Remove duplicate records/objects uniquely identified by multiple attributes

Remove duplicate records/objects uniquely identified by multiple attributes - mysql

I have a model called HeroStatus with the following attributes:
id
user_id
recordable_type
hero_type (can be NULL!)
recordable_id
created_at
There are over 100 hero_statuses, and a user can have many hero_statuses, but can't have the same hero_status more than once.
A user's hero_status is uniquely identified by the combination of recordable_type + hero_type + recordable_id. What I'm trying to say essentially is that there can't be a duplicate hero_status for a specific user.
Unfortunately, I didn't have a validation in place to assure this, so I got some duplicate hero_statuses for users after I made some code changes. For example:
user_id = 18
recordable_type = 'Evil'
hero_type = 'Halitosis'
recordable_id = 1
created_at = '2010-05-03 18:30:30'
user_id = 18
recordable_type = 'Evil'
hero_type = 'Halitosis'
recordable_id = 1
created_at = '2009-03-03 15:30:00'
user_id = 18
recordable_type = 'Good'
hero_type = 'Hugs'
recordable_id = 1
created_at = '2009-02-03 12:30:00'
user_id = 18
recordable_type = 'Good'
hero_type = NULL
recordable_id = 2
created_at = '2009-012-03 08:30:00'
(Last two are not a dups obviously. First two are.) So what I want to do is get rid of the duplicate hero_status. Which one? The one with the most-recent date.
I have three questions:
How do I remove the duplicates using a SQL-only approach?
How do I remove the duplicates using a pure Ruby solution? Something similar to this: Removing "duplicate objects".
How do I put a validation in place to prevent duplicate entries in the future?

For an SQL only approach, I would use this query - (I'm assuming the id's are unique.)
DELETE FROM HeroStatus WHERE id IN
(SELECT id FROM
(SELECT user_id, recordable_type, hero_type, recordable_id, MAX(created_at)
GROUP BY del.user_id, recordable_type, hero_type, recordable_id
HAVING Count(id)>1) AS del
INNER JOIN HeroStatus AS hs ON
hs.user_id=del.user_id AND hs.recordable_type=del.recordable_type
AND hs.hero_type=del.hero_type AND hs.recordable_id=del.recordable_id
AND hs.created_at = del.created_at)
A bit of a monster! The query finds all duplicates using the natural key (user_id, recordable_type, hero_type) and selects the one with the largest created_at value (most recently created). It then finds the IDs of those rows (by joining back to the main table) and deletes rows with that id.
(Please try this on a copy of the table first and verify you get the results you want! :-)
To prevent this happening in future, add a unique index or constraint over the columns user_id, recordable_type, hero_type, recordable_id. E.g.
ALTER TABLE HeroStatus
ADD UNIQUE (user_id, recordable_type, hero_type, recordable_id)
EDIT:
You add (and remove) this index within a migration like this:
add_index(:HeroStatus, [:user_id, :recordable_type, :hero_type, :recordable_id], :unique => true)
remove_index(:HeroStatus, :column => [:user_id, :recordable_type, :hero_type, :recordable_id], :unique => true)
Or, if you want to explicitly name it:
add_index(:HeroStatus, [:user_id, :recordable_type, :hero_type, :recordable_id], :unique => true, :name => :my_unique_index)

**DATA EXCERPTS**
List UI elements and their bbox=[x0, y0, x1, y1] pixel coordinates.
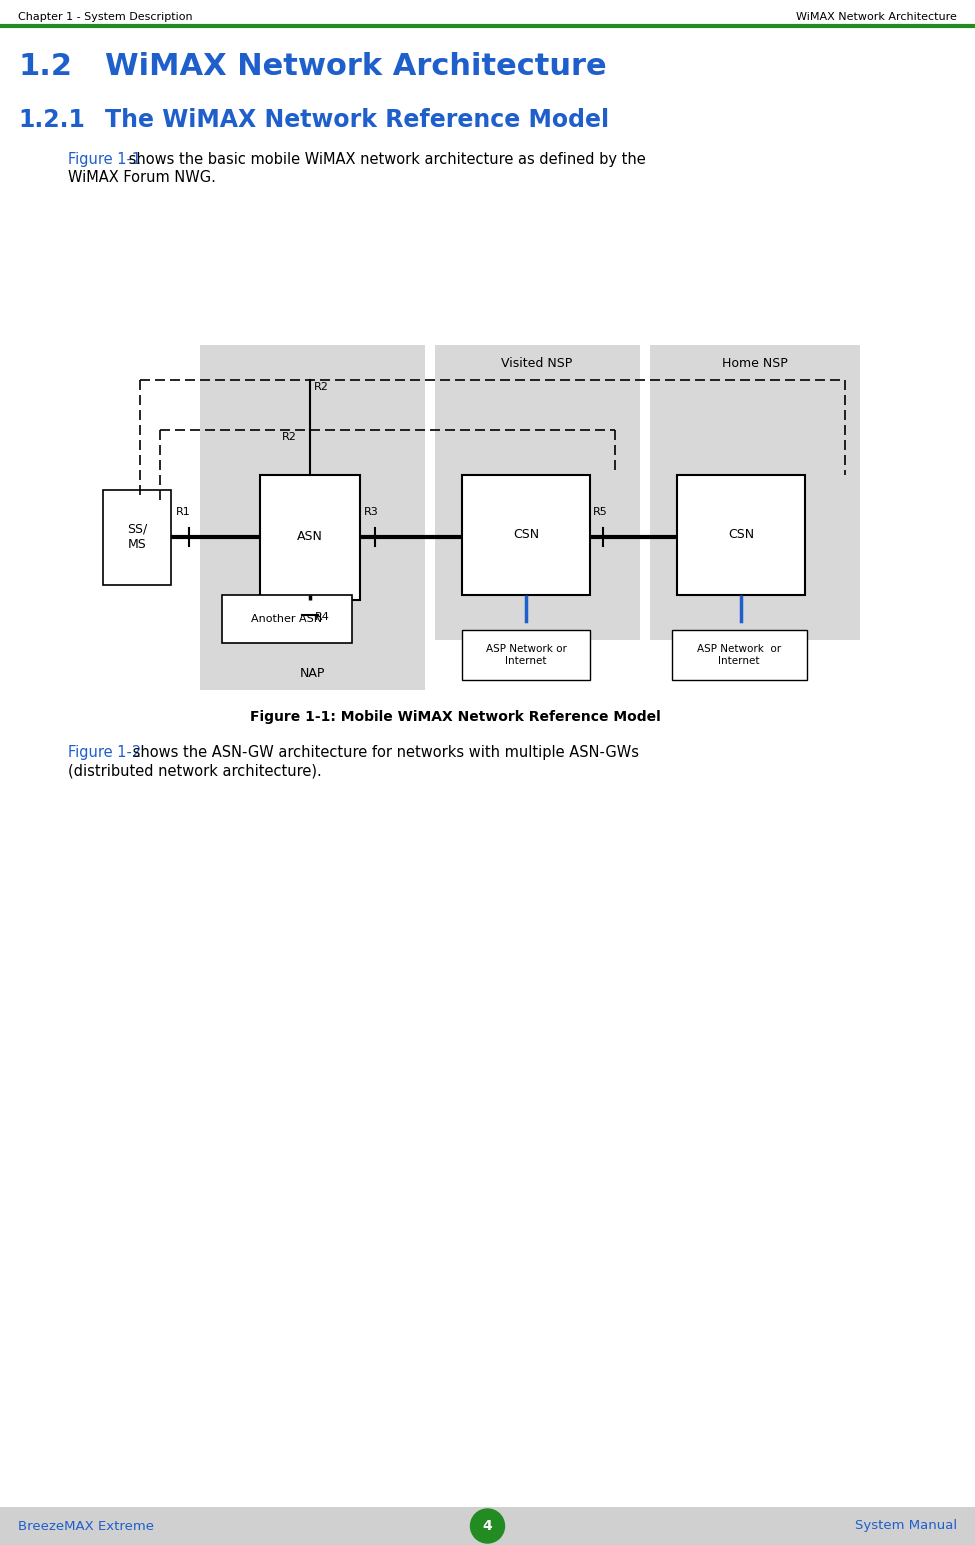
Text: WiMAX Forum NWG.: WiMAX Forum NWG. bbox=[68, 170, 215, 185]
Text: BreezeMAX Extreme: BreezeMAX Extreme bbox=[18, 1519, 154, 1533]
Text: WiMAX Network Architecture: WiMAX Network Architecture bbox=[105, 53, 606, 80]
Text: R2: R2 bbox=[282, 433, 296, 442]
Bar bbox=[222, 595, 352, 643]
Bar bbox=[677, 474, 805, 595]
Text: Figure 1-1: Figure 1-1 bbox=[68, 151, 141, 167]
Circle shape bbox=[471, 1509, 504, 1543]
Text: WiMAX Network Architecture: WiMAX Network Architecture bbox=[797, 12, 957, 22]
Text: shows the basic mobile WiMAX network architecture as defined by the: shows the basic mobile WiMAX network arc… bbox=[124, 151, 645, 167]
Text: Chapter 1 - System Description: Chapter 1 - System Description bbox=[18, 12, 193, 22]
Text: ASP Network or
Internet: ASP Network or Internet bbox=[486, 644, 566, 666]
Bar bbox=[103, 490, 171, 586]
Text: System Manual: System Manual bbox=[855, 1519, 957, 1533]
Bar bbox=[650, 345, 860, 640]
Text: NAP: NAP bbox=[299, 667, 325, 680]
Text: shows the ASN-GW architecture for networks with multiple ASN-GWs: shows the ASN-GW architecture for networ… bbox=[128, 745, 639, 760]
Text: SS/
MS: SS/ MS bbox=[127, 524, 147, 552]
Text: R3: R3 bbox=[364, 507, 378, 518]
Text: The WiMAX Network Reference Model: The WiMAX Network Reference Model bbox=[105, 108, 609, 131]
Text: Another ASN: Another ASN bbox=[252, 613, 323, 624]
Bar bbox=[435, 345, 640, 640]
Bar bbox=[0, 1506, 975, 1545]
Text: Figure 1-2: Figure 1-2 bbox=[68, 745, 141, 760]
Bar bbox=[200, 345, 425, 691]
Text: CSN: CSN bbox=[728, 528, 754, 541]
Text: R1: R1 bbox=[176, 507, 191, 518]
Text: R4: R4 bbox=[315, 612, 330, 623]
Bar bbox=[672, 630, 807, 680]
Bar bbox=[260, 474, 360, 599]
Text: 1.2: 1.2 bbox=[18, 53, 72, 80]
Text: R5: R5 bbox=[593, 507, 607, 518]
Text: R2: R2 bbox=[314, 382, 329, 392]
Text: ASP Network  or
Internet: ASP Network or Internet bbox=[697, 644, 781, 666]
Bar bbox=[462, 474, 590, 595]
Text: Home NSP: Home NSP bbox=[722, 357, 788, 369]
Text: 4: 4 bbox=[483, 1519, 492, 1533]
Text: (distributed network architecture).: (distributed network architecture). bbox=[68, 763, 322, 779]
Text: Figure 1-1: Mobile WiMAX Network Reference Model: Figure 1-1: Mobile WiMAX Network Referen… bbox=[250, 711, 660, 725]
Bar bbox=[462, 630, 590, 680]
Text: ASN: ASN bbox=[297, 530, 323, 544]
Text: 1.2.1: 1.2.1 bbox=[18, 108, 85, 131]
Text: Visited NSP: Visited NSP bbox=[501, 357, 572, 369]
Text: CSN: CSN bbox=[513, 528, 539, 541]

---

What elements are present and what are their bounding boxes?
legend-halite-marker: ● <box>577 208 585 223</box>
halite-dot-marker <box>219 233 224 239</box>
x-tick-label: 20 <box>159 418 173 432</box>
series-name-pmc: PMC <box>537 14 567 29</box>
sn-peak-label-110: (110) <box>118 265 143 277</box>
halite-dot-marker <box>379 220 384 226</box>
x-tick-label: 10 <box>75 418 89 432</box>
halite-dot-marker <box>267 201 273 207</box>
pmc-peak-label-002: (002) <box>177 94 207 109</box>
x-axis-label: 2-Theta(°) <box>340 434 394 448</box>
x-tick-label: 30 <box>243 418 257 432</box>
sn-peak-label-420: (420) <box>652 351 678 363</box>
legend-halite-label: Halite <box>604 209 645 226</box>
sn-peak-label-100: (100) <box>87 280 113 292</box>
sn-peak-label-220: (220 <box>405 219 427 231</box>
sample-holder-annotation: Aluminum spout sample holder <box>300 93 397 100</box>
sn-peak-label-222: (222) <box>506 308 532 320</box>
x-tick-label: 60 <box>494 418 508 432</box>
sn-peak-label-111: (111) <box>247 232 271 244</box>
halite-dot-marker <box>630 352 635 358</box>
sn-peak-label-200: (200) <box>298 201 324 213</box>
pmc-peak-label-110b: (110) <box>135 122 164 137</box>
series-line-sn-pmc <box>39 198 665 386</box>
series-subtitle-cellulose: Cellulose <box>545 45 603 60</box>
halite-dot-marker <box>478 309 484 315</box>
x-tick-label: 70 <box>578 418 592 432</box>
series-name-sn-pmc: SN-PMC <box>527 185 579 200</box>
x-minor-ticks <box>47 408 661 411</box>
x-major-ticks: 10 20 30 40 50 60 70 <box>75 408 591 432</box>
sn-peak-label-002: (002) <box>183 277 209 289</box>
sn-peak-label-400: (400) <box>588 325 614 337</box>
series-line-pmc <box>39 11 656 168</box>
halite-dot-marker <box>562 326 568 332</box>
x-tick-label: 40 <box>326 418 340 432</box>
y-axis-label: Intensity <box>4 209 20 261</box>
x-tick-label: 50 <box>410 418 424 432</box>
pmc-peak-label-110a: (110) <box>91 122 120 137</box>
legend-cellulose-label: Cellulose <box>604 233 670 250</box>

**GOAL**
Translate this sentence from the thread on removing duplicate MySQL records into Spanish: "There are over 100 hero_statuses, and a user can have many hero_statuses, but can't have the same hero_status more than once." The entries have no role in this exercise.

**WORKED SOLUTION**
Hay más de 100 hero_statuses, y un usuario puede tener muchos hero_statuses, pero no puede tener el mismo hero_status más de una vez.